Exercise prompt> Where a line below holds the string "Место", copy that line.

Record excerpts>
════════
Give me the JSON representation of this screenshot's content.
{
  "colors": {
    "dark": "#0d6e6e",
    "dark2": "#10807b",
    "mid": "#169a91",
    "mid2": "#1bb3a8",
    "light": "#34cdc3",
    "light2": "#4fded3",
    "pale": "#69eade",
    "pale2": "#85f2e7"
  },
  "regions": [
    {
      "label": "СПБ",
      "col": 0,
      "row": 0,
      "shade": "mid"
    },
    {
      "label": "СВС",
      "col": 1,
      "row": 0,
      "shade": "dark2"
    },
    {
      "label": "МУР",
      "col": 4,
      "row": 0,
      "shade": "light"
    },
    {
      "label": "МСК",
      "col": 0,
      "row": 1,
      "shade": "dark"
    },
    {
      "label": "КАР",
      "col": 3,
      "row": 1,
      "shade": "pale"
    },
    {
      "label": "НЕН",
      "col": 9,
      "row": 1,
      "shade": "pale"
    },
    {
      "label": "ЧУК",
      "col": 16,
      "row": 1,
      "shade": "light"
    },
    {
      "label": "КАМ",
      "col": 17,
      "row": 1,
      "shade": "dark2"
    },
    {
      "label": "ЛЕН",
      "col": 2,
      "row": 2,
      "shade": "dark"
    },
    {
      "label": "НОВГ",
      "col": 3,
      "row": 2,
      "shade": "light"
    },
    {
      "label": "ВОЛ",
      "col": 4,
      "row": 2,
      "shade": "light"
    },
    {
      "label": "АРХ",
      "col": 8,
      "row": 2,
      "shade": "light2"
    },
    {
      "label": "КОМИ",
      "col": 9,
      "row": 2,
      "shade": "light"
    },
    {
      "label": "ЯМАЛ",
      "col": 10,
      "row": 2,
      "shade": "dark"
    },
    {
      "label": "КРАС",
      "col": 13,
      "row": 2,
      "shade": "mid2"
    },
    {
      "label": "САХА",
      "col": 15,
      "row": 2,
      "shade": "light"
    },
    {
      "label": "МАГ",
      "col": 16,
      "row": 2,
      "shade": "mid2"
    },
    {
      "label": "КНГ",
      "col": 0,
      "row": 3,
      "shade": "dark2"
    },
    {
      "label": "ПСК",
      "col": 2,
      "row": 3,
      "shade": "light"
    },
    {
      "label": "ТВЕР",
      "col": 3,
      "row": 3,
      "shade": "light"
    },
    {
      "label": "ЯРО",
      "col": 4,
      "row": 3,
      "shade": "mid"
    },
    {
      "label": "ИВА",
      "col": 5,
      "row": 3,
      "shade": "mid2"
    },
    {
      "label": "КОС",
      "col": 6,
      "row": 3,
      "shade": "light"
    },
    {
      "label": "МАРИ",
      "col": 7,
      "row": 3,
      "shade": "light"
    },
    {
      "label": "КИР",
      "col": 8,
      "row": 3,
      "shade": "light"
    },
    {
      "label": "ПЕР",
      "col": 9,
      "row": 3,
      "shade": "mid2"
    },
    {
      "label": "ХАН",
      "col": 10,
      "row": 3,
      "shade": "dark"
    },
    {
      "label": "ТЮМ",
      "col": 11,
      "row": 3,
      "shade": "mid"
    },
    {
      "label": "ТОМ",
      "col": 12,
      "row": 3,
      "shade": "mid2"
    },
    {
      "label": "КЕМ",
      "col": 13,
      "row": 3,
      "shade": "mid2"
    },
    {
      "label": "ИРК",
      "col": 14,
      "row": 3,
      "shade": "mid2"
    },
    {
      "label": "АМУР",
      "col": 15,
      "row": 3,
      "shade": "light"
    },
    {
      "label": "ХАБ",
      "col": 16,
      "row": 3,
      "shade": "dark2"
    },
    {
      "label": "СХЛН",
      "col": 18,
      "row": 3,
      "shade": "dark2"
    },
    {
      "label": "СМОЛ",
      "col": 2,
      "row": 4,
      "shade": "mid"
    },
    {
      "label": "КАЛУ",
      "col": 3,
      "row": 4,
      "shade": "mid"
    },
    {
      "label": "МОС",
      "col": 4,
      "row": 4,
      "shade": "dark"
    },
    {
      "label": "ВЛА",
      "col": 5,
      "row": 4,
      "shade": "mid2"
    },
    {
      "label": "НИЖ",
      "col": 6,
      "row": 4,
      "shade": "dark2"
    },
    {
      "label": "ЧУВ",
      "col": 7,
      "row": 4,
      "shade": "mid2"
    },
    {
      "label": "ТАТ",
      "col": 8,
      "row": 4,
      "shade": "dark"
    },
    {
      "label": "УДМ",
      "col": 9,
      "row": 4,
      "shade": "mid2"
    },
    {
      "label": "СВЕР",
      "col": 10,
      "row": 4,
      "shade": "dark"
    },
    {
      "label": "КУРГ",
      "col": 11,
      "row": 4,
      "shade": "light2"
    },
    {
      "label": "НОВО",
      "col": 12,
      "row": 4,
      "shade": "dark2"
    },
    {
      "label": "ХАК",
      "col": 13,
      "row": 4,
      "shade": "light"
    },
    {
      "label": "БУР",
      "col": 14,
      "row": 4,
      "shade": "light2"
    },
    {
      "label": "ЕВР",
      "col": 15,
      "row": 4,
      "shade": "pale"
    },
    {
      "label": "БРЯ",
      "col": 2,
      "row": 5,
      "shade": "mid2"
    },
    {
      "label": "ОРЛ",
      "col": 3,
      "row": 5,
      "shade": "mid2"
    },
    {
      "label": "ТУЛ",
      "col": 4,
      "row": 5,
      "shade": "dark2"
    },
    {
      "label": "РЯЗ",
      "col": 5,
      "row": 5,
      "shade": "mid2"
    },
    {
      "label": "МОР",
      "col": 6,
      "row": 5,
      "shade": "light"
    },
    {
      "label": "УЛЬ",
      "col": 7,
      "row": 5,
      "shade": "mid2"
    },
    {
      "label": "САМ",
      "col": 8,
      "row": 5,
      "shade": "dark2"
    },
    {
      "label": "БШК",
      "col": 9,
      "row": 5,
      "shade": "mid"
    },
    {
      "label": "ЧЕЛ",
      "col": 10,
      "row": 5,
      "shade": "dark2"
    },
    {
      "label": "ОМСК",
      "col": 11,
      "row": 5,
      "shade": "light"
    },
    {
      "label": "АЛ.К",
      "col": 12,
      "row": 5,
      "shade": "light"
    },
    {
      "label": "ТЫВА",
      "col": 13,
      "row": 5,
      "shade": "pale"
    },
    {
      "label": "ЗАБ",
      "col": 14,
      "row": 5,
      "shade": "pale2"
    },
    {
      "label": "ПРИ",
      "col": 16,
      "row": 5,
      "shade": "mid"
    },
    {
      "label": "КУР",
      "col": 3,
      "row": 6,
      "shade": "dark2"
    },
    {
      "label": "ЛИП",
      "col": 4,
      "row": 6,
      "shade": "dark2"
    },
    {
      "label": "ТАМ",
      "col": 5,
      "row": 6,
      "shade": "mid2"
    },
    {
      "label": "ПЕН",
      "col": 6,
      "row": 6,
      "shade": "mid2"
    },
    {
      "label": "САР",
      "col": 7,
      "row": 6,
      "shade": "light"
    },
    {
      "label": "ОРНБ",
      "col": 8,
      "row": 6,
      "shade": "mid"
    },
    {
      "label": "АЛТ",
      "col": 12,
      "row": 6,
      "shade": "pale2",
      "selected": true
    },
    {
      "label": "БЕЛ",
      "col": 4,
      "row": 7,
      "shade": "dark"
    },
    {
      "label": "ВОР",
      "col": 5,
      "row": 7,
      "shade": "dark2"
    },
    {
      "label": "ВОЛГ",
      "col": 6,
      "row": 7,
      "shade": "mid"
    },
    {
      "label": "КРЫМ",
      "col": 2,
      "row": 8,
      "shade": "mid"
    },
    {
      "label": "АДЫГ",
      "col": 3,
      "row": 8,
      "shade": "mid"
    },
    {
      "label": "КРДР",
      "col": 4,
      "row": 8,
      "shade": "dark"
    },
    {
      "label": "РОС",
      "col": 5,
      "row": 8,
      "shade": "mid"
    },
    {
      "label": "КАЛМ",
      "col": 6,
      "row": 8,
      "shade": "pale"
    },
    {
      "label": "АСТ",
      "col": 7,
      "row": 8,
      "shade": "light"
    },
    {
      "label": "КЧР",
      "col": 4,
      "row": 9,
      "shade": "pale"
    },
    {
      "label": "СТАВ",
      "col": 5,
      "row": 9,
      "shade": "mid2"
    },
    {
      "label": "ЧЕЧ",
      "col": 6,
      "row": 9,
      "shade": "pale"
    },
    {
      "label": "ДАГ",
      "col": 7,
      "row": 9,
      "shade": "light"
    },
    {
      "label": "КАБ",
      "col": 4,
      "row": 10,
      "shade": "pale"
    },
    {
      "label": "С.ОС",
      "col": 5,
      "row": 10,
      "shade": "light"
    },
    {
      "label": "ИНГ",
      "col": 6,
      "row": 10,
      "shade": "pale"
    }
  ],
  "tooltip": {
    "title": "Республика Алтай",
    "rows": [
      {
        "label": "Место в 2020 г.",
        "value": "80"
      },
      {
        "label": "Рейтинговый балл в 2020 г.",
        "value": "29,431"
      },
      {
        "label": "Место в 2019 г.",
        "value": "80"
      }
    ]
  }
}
════════
Final result>
        "label": "Место в 2020 г.",
        "label": "Место в 2019 г.",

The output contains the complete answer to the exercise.